■ Problem to work on
Scan the data below for the string "建筑室内设计". Copy every line where it appears.

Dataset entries
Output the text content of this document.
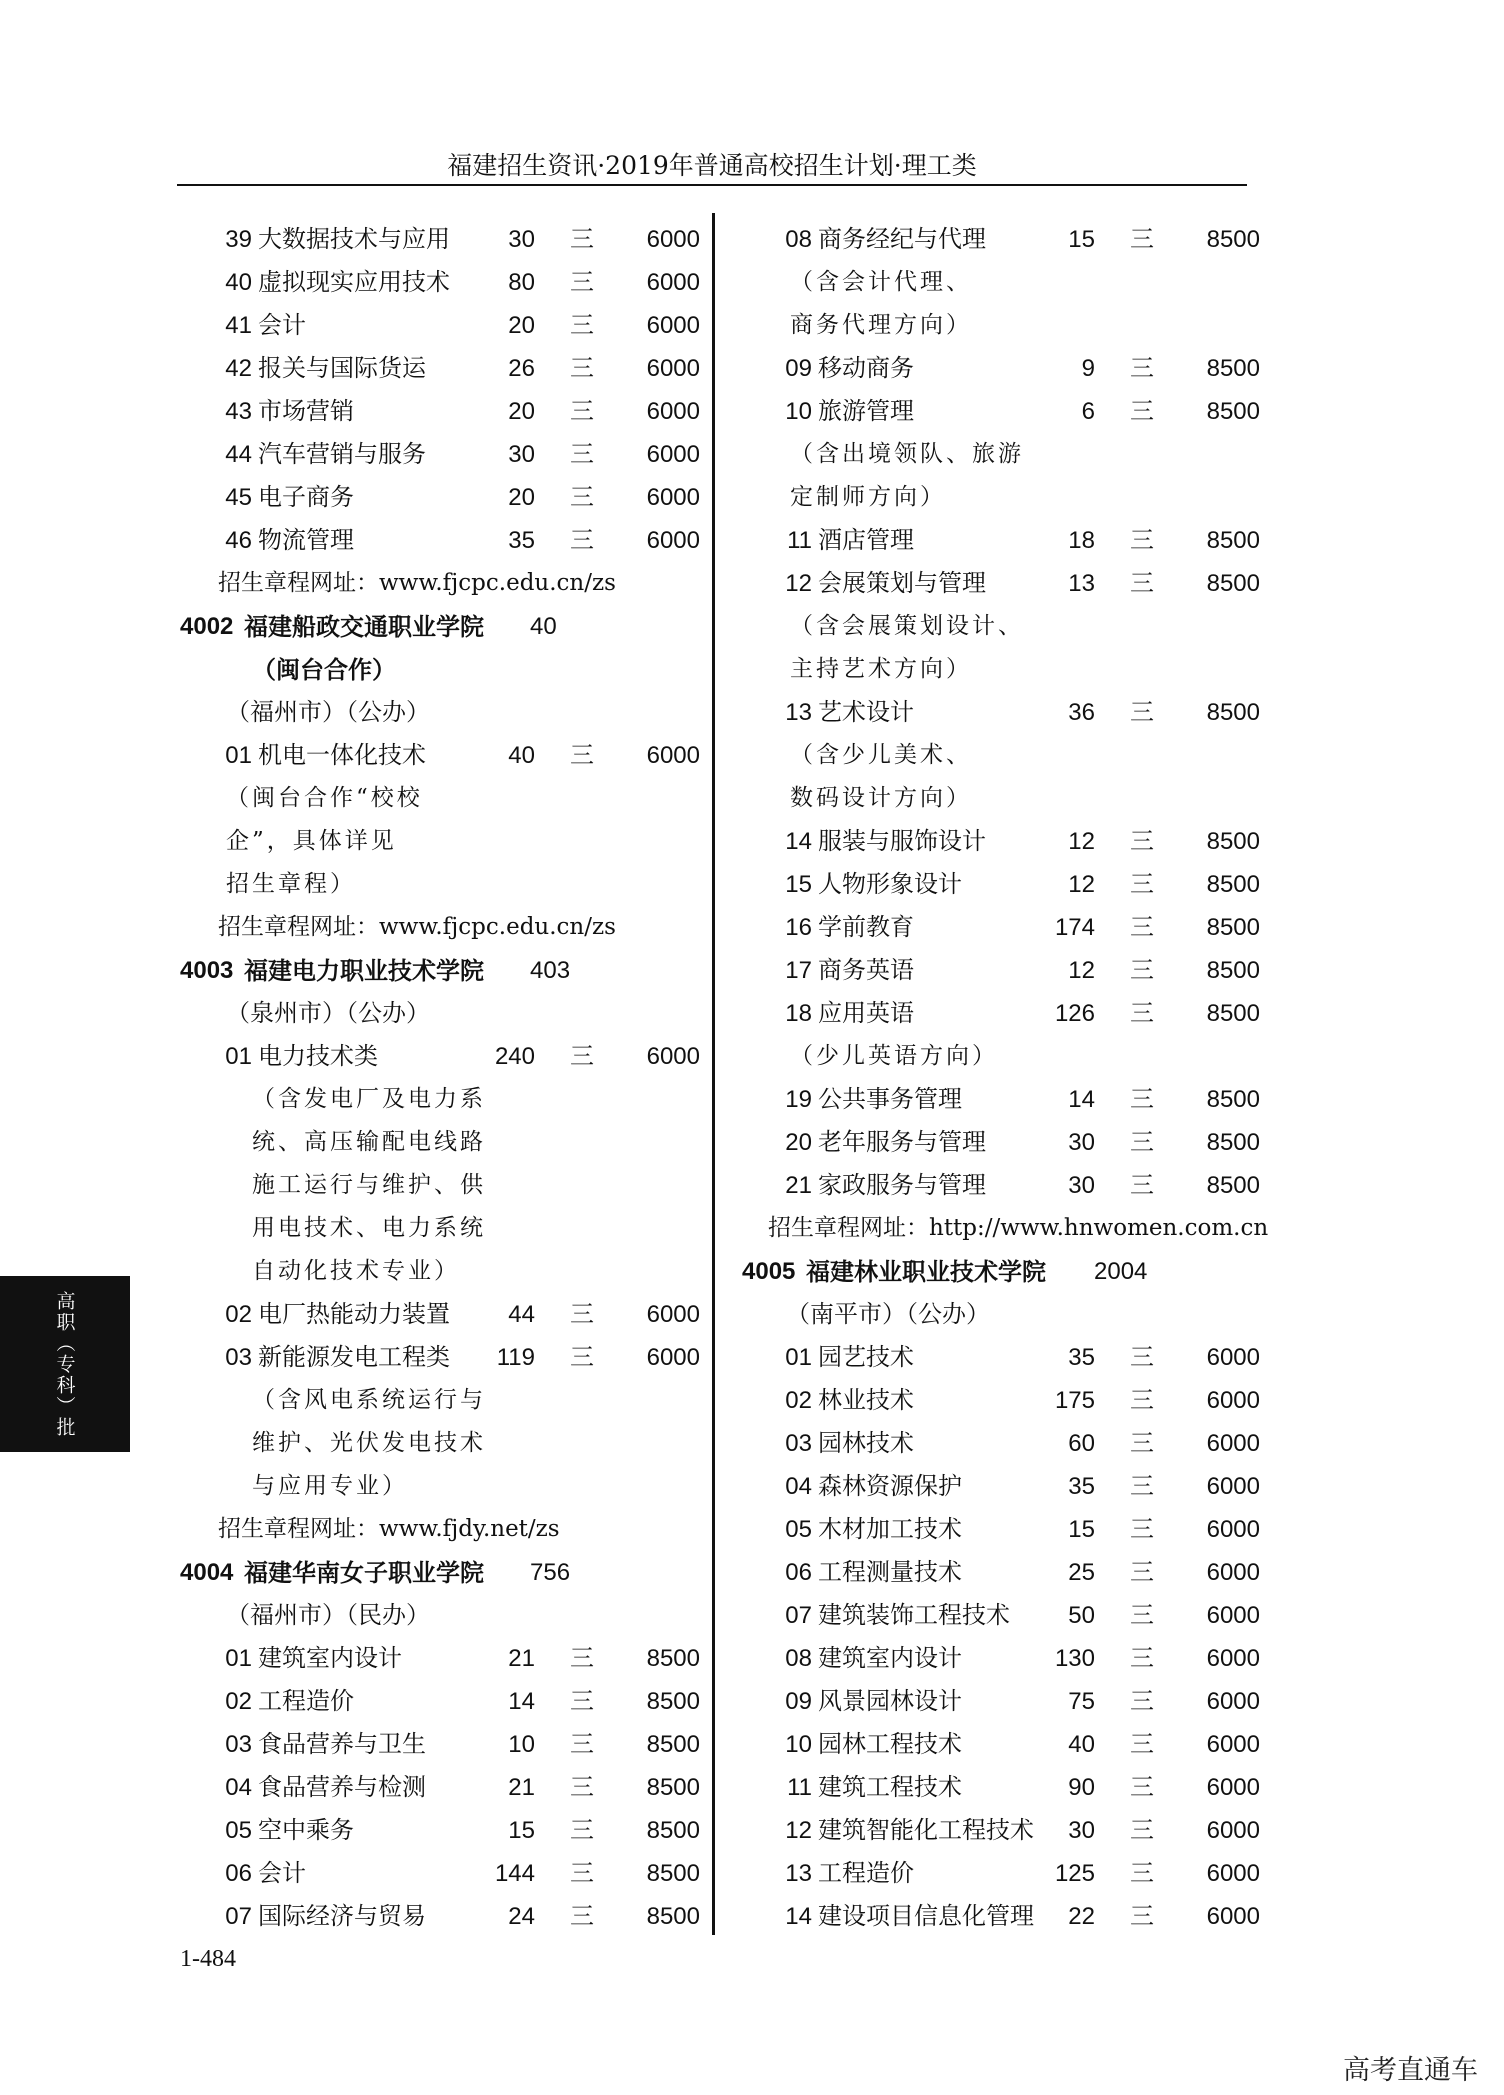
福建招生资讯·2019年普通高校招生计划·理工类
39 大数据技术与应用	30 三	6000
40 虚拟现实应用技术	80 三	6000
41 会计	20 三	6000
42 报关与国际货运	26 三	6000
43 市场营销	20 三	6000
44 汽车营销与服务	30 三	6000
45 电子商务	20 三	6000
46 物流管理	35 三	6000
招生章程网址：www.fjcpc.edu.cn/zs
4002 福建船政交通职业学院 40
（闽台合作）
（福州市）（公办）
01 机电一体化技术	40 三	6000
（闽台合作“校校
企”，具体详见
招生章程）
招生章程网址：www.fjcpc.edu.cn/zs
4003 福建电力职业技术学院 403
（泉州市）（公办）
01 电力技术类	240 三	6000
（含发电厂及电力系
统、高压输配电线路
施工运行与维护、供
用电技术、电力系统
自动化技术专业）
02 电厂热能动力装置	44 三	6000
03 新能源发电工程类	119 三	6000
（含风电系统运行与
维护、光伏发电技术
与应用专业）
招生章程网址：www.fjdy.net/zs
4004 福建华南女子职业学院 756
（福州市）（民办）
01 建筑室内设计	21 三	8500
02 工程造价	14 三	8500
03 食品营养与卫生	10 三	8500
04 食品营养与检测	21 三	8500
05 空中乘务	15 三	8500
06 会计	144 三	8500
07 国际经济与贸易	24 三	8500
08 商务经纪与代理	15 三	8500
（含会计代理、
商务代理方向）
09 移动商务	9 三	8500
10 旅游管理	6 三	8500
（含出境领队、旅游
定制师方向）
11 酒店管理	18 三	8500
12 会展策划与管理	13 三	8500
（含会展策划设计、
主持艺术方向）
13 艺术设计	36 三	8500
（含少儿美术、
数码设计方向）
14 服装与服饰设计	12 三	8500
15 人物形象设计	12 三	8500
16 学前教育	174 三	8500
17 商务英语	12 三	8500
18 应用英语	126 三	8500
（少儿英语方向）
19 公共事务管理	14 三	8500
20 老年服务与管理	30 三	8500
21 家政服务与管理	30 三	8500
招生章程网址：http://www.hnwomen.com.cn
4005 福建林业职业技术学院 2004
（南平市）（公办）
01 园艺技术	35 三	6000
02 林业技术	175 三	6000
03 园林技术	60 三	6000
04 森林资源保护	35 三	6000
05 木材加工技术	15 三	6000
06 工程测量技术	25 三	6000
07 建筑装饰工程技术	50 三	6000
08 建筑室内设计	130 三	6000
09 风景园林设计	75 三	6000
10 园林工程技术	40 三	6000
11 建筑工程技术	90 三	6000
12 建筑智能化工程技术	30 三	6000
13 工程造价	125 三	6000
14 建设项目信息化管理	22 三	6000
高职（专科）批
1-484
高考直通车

■ Solution to this problem
01 建筑室内设计	21 三	8500
08 建筑室内设计	130 三	6000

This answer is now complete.